### Instructions to follow:
Give the number of lines in the records below that include "image". Reply with that number alone.
— start Source material —
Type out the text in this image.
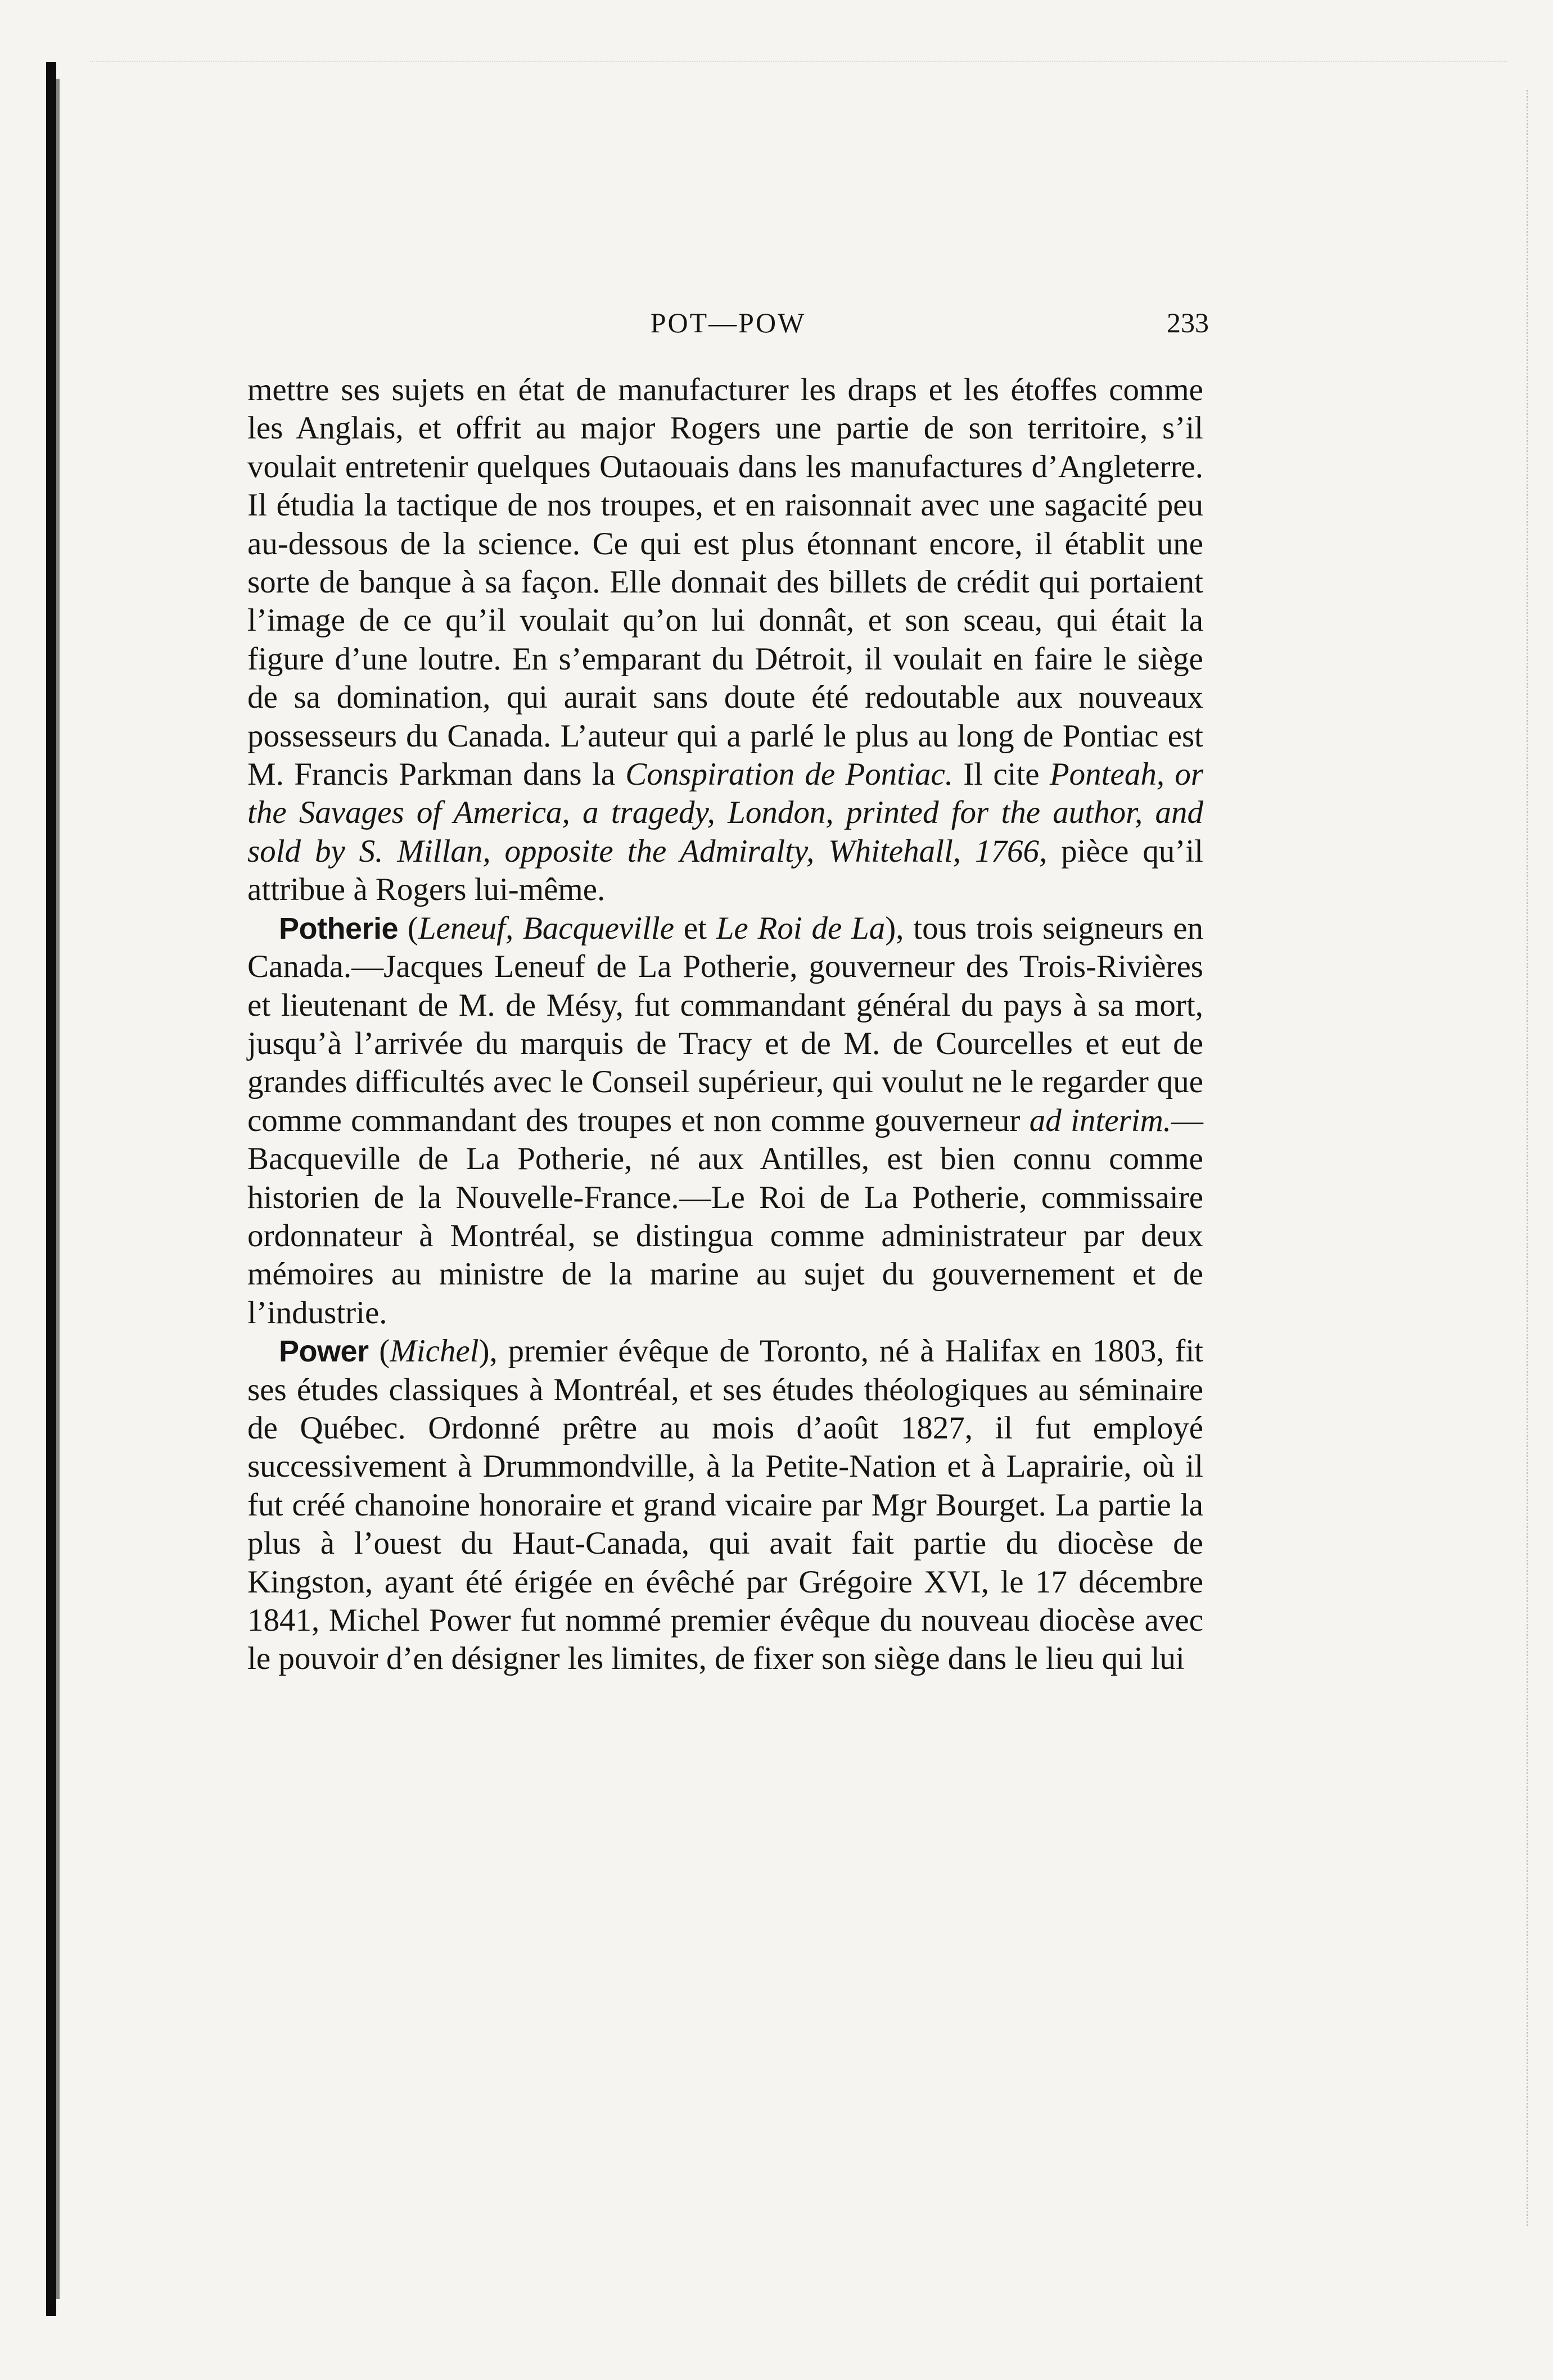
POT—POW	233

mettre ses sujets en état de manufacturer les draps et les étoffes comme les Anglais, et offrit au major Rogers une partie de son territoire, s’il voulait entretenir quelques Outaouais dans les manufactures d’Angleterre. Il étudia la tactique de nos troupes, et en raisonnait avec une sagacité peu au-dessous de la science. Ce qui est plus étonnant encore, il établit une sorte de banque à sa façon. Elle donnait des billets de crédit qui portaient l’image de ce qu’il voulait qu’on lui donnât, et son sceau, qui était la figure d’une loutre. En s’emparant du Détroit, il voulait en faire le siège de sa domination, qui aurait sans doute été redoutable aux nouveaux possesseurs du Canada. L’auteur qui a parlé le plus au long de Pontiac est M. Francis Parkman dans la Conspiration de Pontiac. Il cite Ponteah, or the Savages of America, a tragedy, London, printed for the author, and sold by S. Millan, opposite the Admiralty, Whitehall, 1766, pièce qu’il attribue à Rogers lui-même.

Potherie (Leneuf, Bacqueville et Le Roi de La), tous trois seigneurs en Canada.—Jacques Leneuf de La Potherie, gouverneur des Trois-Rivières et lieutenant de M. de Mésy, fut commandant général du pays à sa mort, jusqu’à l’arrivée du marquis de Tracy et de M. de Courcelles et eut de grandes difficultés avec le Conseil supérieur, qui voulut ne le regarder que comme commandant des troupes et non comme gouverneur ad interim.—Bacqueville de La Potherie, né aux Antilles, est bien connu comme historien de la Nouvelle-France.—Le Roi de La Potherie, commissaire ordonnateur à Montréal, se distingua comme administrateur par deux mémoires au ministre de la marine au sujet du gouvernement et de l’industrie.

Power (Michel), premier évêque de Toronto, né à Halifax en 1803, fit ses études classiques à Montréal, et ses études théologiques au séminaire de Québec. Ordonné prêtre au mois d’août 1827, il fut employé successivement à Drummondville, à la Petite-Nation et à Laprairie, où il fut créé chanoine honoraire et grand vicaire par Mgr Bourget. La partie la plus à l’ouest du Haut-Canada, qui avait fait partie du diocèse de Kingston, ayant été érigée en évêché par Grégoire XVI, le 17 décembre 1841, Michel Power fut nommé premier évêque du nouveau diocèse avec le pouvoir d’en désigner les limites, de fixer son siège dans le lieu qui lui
— end Source material —
### Exercise solution:
2